* DIRECTIONS FOR THIS TASK:
Go through the records and extract every line with the word "Ingress".

* SUPPLIED RECORDS:
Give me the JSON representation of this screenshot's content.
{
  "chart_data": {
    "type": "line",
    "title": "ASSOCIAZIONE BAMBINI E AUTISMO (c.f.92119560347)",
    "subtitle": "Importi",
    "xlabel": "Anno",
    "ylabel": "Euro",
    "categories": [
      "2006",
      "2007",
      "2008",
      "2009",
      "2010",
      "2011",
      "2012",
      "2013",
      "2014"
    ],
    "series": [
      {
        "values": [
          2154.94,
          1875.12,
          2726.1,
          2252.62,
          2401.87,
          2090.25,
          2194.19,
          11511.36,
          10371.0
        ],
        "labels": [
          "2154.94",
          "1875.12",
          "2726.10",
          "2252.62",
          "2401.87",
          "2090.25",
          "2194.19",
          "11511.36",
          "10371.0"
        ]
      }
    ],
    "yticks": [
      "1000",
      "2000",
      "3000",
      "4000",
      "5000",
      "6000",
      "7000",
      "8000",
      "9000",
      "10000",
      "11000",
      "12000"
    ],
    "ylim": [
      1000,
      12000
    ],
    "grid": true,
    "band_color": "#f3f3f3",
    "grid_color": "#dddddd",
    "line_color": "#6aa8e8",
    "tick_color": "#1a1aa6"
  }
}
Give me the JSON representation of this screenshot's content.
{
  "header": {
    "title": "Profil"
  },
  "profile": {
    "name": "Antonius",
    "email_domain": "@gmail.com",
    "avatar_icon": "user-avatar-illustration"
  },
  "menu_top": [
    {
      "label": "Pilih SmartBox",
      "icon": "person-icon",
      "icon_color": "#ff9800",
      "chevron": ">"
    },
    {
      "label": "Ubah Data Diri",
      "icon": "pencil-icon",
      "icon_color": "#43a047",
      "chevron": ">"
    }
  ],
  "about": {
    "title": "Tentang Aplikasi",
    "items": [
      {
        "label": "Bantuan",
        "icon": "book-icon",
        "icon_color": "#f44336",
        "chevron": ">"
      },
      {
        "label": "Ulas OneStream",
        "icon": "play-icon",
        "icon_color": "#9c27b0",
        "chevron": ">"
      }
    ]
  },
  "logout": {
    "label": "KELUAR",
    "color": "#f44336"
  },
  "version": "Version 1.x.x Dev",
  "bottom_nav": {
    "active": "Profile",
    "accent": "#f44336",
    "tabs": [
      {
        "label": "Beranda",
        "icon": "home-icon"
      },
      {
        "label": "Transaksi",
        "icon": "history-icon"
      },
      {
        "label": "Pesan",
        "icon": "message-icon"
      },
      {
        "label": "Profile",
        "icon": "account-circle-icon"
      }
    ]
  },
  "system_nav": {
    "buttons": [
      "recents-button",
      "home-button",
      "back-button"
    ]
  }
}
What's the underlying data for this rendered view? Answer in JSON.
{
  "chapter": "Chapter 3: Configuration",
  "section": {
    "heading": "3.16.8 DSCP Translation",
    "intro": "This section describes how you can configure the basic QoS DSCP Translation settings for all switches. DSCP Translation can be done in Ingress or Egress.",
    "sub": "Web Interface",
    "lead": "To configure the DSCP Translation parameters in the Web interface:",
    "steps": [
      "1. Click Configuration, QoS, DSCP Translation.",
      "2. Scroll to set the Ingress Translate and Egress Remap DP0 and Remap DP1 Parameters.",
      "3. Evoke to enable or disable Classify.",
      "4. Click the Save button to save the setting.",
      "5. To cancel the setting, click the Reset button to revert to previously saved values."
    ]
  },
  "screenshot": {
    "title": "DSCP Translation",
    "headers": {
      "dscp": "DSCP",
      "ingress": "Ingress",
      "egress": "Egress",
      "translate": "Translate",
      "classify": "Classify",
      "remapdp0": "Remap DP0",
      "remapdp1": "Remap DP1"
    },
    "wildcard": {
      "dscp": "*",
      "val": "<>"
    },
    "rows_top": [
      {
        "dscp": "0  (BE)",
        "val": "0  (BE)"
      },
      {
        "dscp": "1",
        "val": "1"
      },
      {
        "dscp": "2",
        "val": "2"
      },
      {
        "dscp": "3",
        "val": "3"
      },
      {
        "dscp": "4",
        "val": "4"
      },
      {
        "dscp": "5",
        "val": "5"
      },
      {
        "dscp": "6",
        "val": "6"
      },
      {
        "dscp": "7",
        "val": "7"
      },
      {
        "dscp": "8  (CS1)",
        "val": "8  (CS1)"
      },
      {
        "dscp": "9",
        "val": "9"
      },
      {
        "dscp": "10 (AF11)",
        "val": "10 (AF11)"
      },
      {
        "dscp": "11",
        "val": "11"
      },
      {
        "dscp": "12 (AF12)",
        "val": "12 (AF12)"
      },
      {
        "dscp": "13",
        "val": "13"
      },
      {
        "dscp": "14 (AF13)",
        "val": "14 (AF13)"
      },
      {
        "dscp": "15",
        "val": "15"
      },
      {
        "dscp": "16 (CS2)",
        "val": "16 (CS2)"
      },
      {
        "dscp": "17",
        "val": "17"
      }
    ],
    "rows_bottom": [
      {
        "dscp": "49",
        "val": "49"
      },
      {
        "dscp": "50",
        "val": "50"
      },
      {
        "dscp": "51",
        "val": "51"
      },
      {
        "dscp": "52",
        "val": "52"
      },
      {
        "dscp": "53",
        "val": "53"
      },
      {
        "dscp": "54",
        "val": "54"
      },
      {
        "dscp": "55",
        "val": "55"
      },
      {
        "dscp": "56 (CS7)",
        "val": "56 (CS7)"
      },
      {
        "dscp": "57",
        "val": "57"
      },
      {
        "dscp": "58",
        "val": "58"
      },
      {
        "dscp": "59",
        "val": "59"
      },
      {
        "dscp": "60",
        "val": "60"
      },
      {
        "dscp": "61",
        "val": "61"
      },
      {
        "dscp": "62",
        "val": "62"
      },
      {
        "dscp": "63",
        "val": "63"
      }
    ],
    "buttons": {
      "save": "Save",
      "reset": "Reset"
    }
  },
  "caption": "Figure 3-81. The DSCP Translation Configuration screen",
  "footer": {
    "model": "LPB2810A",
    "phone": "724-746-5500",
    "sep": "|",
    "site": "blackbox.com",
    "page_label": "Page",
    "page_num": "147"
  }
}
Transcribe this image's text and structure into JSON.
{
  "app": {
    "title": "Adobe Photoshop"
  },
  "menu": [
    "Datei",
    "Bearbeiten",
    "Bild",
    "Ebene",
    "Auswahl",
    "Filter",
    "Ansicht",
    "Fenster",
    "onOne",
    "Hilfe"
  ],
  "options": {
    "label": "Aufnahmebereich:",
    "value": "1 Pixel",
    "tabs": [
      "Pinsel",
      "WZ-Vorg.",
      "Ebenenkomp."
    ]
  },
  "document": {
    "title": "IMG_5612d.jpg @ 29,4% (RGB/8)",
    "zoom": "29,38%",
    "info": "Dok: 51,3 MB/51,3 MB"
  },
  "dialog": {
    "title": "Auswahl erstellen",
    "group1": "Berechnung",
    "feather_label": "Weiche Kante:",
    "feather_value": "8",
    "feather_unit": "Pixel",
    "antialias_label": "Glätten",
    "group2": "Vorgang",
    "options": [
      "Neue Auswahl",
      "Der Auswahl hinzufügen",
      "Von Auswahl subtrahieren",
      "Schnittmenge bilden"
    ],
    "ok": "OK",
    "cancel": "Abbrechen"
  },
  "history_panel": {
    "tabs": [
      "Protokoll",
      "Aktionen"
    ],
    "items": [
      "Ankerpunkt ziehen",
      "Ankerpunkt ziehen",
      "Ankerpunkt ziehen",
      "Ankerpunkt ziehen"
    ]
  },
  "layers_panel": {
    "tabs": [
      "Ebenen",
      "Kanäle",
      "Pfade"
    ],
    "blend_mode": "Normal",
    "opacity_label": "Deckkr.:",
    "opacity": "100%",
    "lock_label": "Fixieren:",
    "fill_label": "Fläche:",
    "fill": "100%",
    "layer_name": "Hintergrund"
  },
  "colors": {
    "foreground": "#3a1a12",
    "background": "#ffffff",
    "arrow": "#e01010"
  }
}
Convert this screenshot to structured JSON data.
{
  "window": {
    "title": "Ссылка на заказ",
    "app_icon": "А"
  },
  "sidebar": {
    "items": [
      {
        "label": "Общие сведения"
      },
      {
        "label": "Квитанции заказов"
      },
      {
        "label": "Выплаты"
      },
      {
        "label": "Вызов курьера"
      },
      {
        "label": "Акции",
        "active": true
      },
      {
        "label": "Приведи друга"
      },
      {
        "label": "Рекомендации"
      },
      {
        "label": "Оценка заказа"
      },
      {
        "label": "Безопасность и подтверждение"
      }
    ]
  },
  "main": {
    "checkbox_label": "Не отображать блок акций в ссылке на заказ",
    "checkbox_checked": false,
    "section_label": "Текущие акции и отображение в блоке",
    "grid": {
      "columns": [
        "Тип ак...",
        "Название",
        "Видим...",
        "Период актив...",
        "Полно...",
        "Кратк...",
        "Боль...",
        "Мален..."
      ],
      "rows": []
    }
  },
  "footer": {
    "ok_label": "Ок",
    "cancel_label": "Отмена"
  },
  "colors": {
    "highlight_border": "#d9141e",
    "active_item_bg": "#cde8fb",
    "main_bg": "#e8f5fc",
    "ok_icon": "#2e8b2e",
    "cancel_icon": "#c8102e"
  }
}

* CORRECT OUTPUT:
    "intro": "This section describes how you can configure the basic QoS DSCP Translation settings for all switches. DSCP Translation can be done in Ingress or Egress.",
      "2. Scroll to set the Ingress Translate and Egress Remap DP0 and Remap DP1 Parameters.",
      "ingress": "Ingress",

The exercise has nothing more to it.